===== GIVEN RECORDS

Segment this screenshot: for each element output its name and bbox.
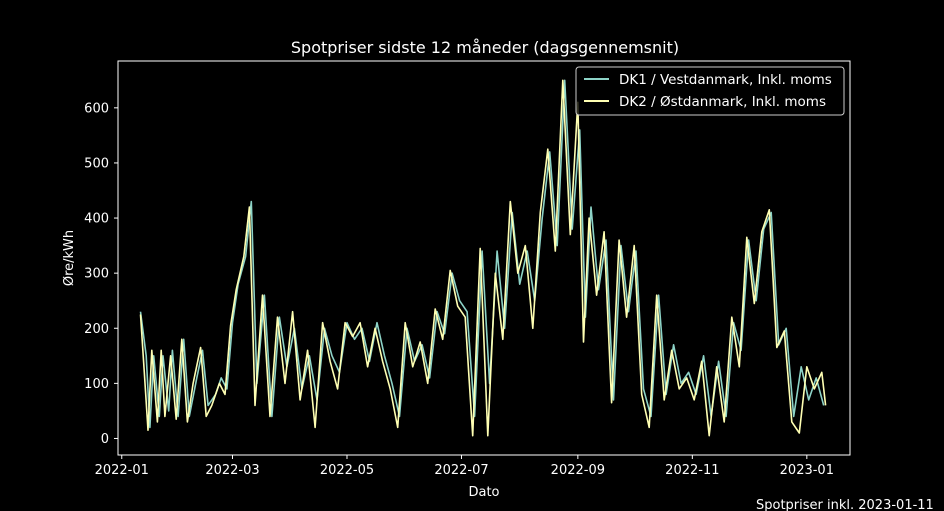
x-tick-label: 2022-07 xyxy=(434,463,488,478)
x-tick-label: 2022-05 xyxy=(320,463,374,478)
legend: DK1 / Vestdanmark, Inkl. moms DK2 / Østd… xyxy=(575,66,845,116)
x-tick-label: 2022-09 xyxy=(551,463,605,478)
legend-label-dk2: DK2 / Østdanmark, Inkl. moms xyxy=(619,94,826,110)
series-line-dk2 xyxy=(139,79,827,437)
x-tick-label: 2022-03 xyxy=(205,463,259,478)
y-tick-label: 400 xyxy=(84,212,109,227)
y-tick-label: 600 xyxy=(84,101,109,116)
y-tick-label: 200 xyxy=(84,322,109,337)
y-tick-label: 100 xyxy=(84,377,109,392)
chart-title: Spotpriser sidste 12 måneder (dagsgennem… xyxy=(291,38,679,57)
y-axis-label: Øre/kWh xyxy=(62,230,77,286)
y-tick-label: 0 xyxy=(101,432,109,447)
plot-frame xyxy=(117,60,851,456)
x-tick-label: 2022-01 xyxy=(95,463,149,478)
y-tick-label: 500 xyxy=(84,156,109,171)
x-axis: 2022-01 2022-03 2022-05 2022-07 2022-09 2022-… xyxy=(95,455,834,478)
legend-box xyxy=(575,66,845,116)
x-tick-label: 2023-01 xyxy=(780,463,834,478)
x-tick-label: 2022-11 xyxy=(665,463,719,478)
legend-label-dk1: DK1 / Vestdanmark, Inkl. moms xyxy=(619,72,832,88)
footnote: Spotpriser inkl. 2023-01-11 xyxy=(756,498,934,511)
plot-lines xyxy=(139,79,827,437)
y-axis: 0 100 200 300 400 500 600 xyxy=(84,101,118,447)
x-axis-label: Dato xyxy=(468,485,499,500)
y-tick-label: 300 xyxy=(84,267,109,282)
series-line-dk1 xyxy=(139,79,825,429)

==========

[WORK TO BE COMPLETED] Reproduce the lines of the entry above verbatim, omitting the picture.

[RESPONSE TO THIS EXERCISE]
Segment this screenshot: for each element output its name and bbox.
x-tick-label: 2022-07 xyxy=(434,463,488,478)
x-tick-label: 2022-05 xyxy=(320,463,374,478)
legend: DK1 / Vestdanmark, Inkl. moms DK2 / Østd… xyxy=(575,66,845,116)
x-tick-label: 2022-09 xyxy=(551,463,605,478)
legend-label-dk2: DK2 / Østdanmark, Inkl. moms xyxy=(619,94,826,110)
series-line-dk2 xyxy=(139,79,827,437)
x-tick-label: 2022-03 xyxy=(205,463,259,478)
y-tick-label: 400 xyxy=(84,212,109,227)
y-tick-label: 600 xyxy=(84,101,109,116)
y-tick-label: 200 xyxy=(84,322,109,337)
y-tick-label: 100 xyxy=(84,377,109,392)
chart-title: Spotpriser sidste 12 måneder (dagsgennem… xyxy=(291,38,679,57)
y-axis-label: Øre/kWh xyxy=(62,230,77,286)
y-tick-label: 0 xyxy=(101,432,109,447)
plot-frame xyxy=(117,60,851,456)
x-tick-label: 2022-01 xyxy=(95,463,149,478)
y-tick-label: 500 xyxy=(84,156,109,171)
x-axis: 2022-01 2022-03 2022-05 2022-07 2022-09 2022-… xyxy=(95,455,834,478)
legend-box xyxy=(575,66,845,116)
x-tick-label: 2023-01 xyxy=(780,463,834,478)
x-tick-label: 2022-11 xyxy=(665,463,719,478)
legend-label-dk1: DK1 / Vestdanmark, Inkl. moms xyxy=(619,72,832,88)
footnote: Spotpriser inkl. 2023-01-11 xyxy=(756,498,934,511)
plot-lines xyxy=(139,79,827,437)
y-axis: 0 100 200 300 400 500 600 xyxy=(84,101,118,447)
x-axis-label: Dato xyxy=(468,485,499,500)
y-tick-label: 300 xyxy=(84,267,109,282)
series-line-dk1 xyxy=(139,79,825,429)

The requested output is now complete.